→ **EXERCISE DETAILS**
Looking at the data below, count the lines that contain the string "screenshot". Write only the total.

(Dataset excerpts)
▬▬▬▬▬▬▬▬▬▬
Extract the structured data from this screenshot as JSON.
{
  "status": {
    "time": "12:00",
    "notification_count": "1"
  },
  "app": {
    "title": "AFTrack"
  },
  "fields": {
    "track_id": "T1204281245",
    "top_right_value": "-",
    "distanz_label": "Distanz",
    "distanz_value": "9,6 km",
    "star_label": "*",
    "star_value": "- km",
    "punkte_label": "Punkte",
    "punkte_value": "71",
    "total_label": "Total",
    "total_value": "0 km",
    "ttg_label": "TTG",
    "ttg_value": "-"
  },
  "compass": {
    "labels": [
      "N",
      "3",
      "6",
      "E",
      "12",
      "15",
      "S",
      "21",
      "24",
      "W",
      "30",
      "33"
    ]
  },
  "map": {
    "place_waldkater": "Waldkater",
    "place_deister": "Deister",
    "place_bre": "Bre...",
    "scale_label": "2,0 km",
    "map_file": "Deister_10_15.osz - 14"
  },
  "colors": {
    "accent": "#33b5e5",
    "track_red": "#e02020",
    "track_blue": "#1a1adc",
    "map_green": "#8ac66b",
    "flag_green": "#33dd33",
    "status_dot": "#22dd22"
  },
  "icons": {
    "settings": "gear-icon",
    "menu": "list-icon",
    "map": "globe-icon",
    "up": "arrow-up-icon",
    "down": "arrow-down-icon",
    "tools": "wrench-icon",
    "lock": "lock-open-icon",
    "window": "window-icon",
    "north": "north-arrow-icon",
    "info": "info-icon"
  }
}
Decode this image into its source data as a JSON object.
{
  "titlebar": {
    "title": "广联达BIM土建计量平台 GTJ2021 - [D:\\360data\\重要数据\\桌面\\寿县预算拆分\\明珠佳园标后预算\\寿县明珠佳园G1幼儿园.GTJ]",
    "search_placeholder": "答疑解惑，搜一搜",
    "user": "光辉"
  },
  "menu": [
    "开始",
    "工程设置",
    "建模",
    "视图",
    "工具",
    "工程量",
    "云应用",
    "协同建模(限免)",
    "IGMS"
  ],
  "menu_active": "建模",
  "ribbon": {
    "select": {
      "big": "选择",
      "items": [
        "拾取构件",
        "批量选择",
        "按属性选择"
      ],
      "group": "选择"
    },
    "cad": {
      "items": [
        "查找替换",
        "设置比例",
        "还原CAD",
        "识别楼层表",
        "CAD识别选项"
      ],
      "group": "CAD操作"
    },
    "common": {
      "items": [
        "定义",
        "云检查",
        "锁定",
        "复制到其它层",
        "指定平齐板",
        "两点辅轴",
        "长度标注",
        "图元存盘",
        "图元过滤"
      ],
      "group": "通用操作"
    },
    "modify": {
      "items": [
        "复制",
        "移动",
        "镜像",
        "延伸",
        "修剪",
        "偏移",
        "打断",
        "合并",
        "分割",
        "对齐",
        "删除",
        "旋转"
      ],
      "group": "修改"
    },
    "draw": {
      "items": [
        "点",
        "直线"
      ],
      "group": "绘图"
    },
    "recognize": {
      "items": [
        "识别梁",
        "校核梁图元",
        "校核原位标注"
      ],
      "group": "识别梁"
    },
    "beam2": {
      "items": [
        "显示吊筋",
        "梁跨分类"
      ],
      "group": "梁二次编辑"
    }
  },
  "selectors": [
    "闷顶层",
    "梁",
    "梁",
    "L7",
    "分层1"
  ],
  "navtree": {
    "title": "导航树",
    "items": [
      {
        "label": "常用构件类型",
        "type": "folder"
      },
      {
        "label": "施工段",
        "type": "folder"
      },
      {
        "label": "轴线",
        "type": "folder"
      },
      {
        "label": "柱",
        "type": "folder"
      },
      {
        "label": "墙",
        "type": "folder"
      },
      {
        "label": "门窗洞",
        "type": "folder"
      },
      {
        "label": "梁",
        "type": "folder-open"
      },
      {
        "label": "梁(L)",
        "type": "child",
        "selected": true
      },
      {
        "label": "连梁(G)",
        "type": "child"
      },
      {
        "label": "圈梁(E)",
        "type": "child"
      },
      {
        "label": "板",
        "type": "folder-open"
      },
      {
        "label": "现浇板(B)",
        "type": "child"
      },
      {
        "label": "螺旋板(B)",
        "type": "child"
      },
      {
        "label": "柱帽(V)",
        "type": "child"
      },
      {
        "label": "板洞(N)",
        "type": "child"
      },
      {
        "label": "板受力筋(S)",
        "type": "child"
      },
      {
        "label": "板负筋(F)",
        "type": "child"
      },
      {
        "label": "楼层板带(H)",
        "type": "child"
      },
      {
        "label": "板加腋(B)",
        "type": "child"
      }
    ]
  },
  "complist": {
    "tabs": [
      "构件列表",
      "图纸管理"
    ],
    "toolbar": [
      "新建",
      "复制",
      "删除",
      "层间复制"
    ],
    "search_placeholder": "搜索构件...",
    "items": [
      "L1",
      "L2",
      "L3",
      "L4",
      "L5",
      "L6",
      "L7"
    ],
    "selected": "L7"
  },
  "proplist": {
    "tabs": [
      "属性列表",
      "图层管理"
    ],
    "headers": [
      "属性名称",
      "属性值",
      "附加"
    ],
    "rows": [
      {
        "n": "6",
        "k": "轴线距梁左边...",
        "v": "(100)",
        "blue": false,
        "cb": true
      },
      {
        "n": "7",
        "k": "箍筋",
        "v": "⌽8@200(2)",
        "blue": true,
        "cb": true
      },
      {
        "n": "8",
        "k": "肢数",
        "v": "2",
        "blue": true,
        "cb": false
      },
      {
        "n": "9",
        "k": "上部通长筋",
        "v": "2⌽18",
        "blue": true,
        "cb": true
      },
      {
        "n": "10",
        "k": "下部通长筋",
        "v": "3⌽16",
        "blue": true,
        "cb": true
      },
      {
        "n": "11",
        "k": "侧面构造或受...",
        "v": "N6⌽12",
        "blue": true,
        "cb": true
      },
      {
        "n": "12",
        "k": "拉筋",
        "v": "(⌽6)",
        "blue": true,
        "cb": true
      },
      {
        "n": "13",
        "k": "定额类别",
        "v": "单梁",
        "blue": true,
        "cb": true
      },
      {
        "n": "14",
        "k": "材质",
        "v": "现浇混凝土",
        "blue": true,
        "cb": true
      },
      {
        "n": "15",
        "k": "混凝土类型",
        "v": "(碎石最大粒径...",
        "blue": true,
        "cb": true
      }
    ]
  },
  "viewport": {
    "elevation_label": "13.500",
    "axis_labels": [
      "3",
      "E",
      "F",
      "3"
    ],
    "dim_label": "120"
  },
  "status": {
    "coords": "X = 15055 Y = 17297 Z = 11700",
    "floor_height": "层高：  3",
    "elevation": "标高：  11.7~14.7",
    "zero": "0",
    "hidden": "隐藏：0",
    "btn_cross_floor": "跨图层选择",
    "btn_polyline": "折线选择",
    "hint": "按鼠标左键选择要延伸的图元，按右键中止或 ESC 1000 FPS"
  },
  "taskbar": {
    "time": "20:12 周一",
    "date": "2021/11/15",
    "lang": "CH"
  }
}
▬▬▬▬▬▬▬▬▬▬
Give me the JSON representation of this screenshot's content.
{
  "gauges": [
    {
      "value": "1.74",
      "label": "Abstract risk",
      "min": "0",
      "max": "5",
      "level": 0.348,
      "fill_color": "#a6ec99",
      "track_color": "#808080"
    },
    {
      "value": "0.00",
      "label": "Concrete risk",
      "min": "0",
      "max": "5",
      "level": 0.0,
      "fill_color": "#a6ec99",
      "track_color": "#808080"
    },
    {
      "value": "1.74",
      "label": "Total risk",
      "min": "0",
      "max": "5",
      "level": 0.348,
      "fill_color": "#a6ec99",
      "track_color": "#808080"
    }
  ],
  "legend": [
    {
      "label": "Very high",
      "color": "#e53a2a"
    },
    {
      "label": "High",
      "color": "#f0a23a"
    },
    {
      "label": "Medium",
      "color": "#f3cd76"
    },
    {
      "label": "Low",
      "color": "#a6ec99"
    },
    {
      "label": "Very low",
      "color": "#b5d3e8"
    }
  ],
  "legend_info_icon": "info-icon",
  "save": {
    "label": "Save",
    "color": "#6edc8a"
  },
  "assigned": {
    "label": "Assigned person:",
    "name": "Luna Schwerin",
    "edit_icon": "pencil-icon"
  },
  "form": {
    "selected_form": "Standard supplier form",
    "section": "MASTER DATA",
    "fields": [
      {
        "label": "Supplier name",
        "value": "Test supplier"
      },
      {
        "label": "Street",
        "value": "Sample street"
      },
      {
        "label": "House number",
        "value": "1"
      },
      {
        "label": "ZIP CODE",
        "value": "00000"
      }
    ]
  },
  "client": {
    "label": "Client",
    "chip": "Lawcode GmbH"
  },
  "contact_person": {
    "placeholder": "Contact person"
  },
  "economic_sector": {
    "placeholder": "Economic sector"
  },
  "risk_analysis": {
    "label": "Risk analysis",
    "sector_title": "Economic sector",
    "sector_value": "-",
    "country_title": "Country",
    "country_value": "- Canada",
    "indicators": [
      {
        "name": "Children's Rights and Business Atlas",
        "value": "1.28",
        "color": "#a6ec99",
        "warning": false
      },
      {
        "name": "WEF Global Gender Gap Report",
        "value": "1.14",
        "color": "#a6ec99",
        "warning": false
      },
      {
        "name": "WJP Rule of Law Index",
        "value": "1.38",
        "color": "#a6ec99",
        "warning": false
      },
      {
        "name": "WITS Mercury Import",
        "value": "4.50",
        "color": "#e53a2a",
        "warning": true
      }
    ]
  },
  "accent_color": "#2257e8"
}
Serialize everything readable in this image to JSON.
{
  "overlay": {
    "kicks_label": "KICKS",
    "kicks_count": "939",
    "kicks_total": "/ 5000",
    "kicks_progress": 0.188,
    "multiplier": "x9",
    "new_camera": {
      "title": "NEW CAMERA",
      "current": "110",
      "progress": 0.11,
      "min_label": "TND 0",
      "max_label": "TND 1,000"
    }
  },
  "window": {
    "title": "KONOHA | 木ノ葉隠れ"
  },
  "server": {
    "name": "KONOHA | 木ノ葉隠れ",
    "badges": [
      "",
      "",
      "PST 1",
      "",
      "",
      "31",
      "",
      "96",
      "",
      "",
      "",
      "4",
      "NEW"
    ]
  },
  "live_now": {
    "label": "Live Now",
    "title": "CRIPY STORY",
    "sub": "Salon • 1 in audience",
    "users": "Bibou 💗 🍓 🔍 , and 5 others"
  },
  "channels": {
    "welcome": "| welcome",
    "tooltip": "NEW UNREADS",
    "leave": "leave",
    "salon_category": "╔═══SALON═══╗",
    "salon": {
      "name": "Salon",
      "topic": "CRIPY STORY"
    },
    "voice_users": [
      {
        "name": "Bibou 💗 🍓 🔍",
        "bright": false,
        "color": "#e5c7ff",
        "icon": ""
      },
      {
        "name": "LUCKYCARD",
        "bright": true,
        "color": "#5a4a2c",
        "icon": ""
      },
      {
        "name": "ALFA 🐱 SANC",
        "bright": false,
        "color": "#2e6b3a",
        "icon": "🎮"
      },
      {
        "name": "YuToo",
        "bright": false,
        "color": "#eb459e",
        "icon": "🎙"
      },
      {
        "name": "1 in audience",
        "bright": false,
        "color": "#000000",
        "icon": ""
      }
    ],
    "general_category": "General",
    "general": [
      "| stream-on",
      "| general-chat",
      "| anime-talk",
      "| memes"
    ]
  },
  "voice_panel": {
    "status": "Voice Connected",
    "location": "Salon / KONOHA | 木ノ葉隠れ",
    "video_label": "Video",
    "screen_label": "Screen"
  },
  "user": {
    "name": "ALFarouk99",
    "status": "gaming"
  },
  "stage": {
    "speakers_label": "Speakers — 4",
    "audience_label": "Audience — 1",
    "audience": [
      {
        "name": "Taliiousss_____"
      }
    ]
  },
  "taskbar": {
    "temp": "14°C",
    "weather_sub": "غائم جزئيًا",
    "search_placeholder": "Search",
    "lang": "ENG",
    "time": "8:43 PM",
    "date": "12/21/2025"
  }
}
▬▬▬▬▬▬▬▬▬▬
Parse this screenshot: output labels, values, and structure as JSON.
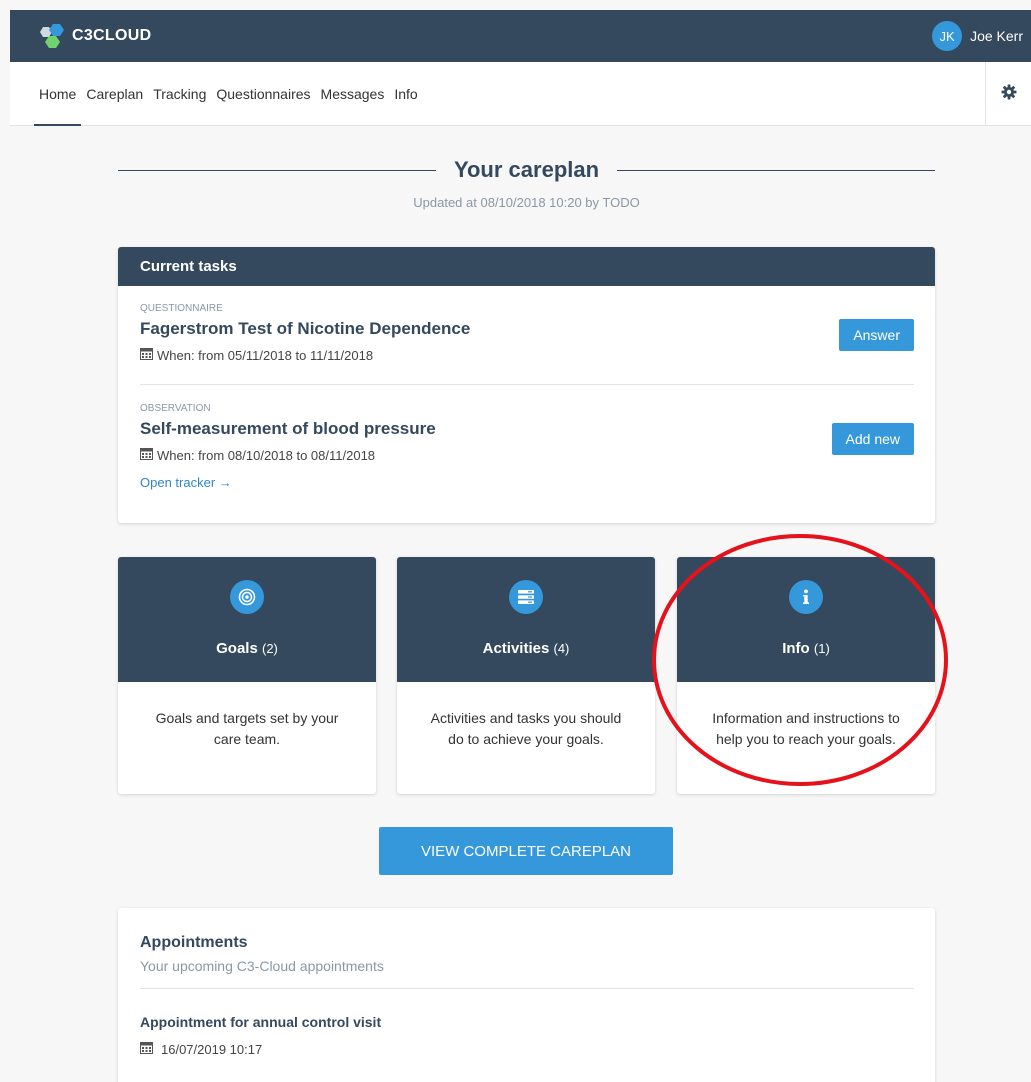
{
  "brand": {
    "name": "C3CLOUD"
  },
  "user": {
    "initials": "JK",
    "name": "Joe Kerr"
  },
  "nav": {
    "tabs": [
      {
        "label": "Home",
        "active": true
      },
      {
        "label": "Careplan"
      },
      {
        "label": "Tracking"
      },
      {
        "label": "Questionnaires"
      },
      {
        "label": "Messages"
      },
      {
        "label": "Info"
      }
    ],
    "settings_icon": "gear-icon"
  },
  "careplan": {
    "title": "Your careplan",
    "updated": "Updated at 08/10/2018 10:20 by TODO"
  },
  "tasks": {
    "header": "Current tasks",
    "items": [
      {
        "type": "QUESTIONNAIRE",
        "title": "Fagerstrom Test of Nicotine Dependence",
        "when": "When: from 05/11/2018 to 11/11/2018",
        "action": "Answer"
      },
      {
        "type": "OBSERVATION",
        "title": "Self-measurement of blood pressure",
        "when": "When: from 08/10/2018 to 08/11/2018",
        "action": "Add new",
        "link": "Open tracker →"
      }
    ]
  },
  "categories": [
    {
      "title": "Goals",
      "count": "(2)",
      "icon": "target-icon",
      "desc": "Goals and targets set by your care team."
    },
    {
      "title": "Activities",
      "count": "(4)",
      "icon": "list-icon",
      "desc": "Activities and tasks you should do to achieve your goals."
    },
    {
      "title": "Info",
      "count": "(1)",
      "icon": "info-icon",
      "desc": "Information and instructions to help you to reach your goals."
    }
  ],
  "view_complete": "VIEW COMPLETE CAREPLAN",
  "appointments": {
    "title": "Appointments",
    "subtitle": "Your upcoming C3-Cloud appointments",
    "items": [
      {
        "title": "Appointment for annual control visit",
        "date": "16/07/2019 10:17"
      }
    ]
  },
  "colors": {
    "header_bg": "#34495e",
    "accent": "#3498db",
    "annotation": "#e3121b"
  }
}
▬▬▬▬▬▬▬▬▬▬
→ **RESPONSE TO THIS EXERCISE**
3